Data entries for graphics
____________
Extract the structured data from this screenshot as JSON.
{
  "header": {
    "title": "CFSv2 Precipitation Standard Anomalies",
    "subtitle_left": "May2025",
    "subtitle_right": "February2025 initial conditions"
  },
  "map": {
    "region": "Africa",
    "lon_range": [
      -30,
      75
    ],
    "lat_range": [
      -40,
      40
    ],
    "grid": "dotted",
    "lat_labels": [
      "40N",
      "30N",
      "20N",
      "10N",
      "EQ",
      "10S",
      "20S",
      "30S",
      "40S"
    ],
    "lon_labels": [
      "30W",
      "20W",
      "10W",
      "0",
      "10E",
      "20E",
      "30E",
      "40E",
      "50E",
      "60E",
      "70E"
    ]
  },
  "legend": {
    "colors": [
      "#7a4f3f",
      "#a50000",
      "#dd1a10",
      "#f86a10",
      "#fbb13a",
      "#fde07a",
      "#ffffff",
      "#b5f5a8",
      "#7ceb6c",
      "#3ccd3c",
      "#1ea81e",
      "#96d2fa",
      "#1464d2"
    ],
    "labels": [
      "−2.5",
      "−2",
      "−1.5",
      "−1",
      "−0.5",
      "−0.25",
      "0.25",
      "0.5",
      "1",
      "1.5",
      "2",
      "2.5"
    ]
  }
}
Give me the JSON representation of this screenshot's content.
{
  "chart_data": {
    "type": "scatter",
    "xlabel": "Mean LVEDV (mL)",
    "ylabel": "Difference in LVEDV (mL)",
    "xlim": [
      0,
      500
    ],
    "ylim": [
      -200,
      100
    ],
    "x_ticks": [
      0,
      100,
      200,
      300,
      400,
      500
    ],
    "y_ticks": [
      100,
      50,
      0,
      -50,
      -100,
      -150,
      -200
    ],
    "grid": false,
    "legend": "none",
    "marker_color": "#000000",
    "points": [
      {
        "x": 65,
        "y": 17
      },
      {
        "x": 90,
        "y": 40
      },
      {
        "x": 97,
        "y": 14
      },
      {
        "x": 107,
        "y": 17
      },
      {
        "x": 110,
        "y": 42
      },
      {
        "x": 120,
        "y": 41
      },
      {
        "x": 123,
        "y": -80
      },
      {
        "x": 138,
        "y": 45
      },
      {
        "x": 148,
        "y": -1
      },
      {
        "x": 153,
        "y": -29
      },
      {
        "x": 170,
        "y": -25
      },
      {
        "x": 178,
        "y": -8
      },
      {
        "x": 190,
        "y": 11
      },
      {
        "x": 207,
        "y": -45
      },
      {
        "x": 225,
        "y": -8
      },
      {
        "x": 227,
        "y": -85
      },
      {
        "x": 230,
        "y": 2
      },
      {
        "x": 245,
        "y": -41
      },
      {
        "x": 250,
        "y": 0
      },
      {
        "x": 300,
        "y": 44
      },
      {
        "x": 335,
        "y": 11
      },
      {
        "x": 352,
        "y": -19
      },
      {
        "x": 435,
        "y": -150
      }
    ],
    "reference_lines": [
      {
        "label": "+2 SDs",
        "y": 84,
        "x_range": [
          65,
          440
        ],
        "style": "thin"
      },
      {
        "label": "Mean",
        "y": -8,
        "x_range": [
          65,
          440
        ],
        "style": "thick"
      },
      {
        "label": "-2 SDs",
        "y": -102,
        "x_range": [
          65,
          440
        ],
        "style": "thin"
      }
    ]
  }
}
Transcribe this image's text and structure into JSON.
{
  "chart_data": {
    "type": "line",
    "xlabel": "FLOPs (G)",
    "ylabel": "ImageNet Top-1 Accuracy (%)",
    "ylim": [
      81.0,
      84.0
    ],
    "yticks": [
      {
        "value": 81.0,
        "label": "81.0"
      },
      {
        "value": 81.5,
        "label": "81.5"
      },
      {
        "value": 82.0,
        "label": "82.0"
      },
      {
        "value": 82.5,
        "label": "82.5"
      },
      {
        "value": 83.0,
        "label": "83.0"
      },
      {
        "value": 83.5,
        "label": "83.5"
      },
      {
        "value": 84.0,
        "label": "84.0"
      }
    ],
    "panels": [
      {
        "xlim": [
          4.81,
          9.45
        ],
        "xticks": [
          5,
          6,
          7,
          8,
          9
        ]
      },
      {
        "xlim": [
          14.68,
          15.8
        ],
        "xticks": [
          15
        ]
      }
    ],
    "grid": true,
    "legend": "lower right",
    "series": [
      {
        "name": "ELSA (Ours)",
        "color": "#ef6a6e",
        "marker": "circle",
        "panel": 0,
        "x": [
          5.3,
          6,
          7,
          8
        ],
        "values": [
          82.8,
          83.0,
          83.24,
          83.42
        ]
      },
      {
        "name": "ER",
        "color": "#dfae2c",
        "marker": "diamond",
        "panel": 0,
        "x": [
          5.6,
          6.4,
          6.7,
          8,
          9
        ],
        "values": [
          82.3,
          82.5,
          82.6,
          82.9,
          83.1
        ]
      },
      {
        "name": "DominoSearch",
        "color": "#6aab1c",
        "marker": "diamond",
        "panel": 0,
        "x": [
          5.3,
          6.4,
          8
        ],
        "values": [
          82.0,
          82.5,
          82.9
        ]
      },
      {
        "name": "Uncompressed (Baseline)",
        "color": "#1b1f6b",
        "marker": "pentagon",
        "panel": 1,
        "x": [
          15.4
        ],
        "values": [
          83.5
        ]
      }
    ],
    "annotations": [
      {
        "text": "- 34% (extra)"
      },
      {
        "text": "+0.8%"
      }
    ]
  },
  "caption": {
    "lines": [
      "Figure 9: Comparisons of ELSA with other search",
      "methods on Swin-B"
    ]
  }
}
____________
## Exercise brief
Reproduce the listing in full. Keep it exactly as written.

## The completed task
Extract the structured data from this screenshot as JSON.
{
  "header": {
    "title": "CFSv2 Precipitation Standard Anomalies",
    "subtitle_left": "May2025",
    "subtitle_right": "February2025 initial conditions"
  },
  "map": {
    "region": "Africa",
    "lon_range": [
      -30,
      75
    ],
    "lat_range": [
      -40,
      40
    ],
    "grid": "dotted",
    "lat_labels": [
      "40N",
      "30N",
      "20N",
      "10N",
      "EQ",
      "10S",
      "20S",
      "30S",
      "40S"
    ],
    "lon_labels": [
      "30W",
      "20W",
      "10W",
      "0",
      "10E",
      "20E",
      "30E",
      "40E",
      "50E",
      "60E",
      "70E"
    ]
  },
  "legend": {
    "colors": [
      "#7a4f3f",
      "#a50000",
      "#dd1a10",
      "#f86a10",
      "#fbb13a",
      "#fde07a",
      "#ffffff",
      "#b5f5a8",
      "#7ceb6c",
      "#3ccd3c",
      "#1ea81e",
      "#96d2fa",
      "#1464d2"
    ],
    "labels": [
      "−2.5",
      "−2",
      "−1.5",
      "−1",
      "−0.5",
      "−0.25",
      "0.25",
      "0.5",
      "1",
      "1.5",
      "2",
      "2.5"
    ]
  }
}
Give me the JSON representation of this screenshot's content.
{
  "chart_data": {
    "type": "scatter",
    "xlabel": "Mean LVEDV (mL)",
    "ylabel": "Difference in LVEDV (mL)",
    "xlim": [
      0,
      500
    ],
    "ylim": [
      -200,
      100
    ],
    "x_ticks": [
      0,
      100,
      200,
      300,
      400,
      500
    ],
    "y_ticks": [
      100,
      50,
      0,
      -50,
      -100,
      -150,
      -200
    ],
    "grid": false,
    "legend": "none",
    "marker_color": "#000000",
    "points": [
      {
        "x": 65,
        "y": 17
      },
      {
        "x": 90,
        "y": 40
      },
      {
        "x": 97,
        "y": 14
      },
      {
        "x": 107,
        "y": 17
      },
      {
        "x": 110,
        "y": 42
      },
      {
        "x": 120,
        "y": 41
      },
      {
        "x": 123,
        "y": -80
      },
      {
        "x": 138,
        "y": 45
      },
      {
        "x": 148,
        "y": -1
      },
      {
        "x": 153,
        "y": -29
      },
      {
        "x": 170,
        "y": -25
      },
      {
        "x": 178,
        "y": -8
      },
      {
        "x": 190,
        "y": 11
      },
      {
        "x": 207,
        "y": -45
      },
      {
        "x": 225,
        "y": -8
      },
      {
        "x": 227,
        "y": -85
      },
      {
        "x": 230,
        "y": 2
      },
      {
        "x": 245,
        "y": -41
      },
      {
        "x": 250,
        "y": 0
      },
      {
        "x": 300,
        "y": 44
      },
      {
        "x": 335,
        "y": 11
      },
      {
        "x": 352,
        "y": -19
      },
      {
        "x": 435,
        "y": -150
      }
    ],
    "reference_lines": [
      {
        "label": "+2 SDs",
        "y": 84,
        "x_range": [
          65,
          440
        ],
        "style": "thin"
      },
      {
        "label": "Mean",
        "y": -8,
        "x_range": [
          65,
          440
        ],
        "style": "thick"
      },
      {
        "label": "-2 SDs",
        "y": -102,
        "x_range": [
          65,
          440
        ],
        "style": "thin"
      }
    ]
  }
}
Transcribe this image's text and structure into JSON.
{
  "chart_data": {
    "type": "line",
    "xlabel": "FLOPs (G)",
    "ylabel": "ImageNet Top-1 Accuracy (%)",
    "ylim": [
      81.0,
      84.0
    ],
    "yticks": [
      {
        "value": 81.0,
        "label": "81.0"
      },
      {
        "value": 81.5,
        "label": "81.5"
      },
      {
        "value": 82.0,
        "label": "82.0"
      },
      {
        "value": 82.5,
        "label": "82.5"
      },
      {
        "value": 83.0,
        "label": "83.0"
      },
      {
        "value": 83.5,
        "label": "83.5"
      },
      {
        "value": 84.0,
        "label": "84.0"
      }
    ],
    "panels": [
      {
        "xlim": [
          4.81,
          9.45
        ],
        "xticks": [
          5,
          6,
          7,
          8,
          9
        ]
      },
      {
        "xlim": [
          14.68,
          15.8
        ],
        "xticks": [
          15
        ]
      }
    ],
    "grid": true,
    "legend": "lower right",
    "series": [
      {
        "name": "ELSA (Ours)",
        "color": "#ef6a6e",
        "marker": "circle",
        "panel": 0,
        "x": [
          5.3,
          6,
          7,
          8
        ],
        "values": [
          82.8,
          83.0,
          83.24,
          83.42
        ]
      },
      {
        "name": "ER",
        "color": "#dfae2c",
        "marker": "diamond",
        "panel": 0,
        "x": [
          5.6,
          6.4,
          6.7,
          8,
          9
        ],
        "values": [
          82.3,
          82.5,
          82.6,
          82.9,
          83.1
        ]
      },
      {
        "name": "DominoSearch",
        "color": "#6aab1c",
        "marker": "diamond",
        "panel": 0,
        "x": [
          5.3,
          6.4,
          8
        ],
        "values": [
          82.0,
          82.5,
          82.9
        ]
      },
      {
        "name": "Uncompressed (Baseline)",
        "color": "#1b1f6b",
        "marker": "pentagon",
        "panel": 1,
        "x": [
          15.4
        ],
        "values": [
          83.5
        ]
      }
    ],
    "annotations": [
      {
        "text": "- 34% (extra)"
      },
      {
        "text": "+0.8%"
      }
    ]
  },
  "caption": {
    "lines": [
      "Figure 9: Comparisons of ELSA with other search",
      "methods on Swin-B"
    ]
  }
}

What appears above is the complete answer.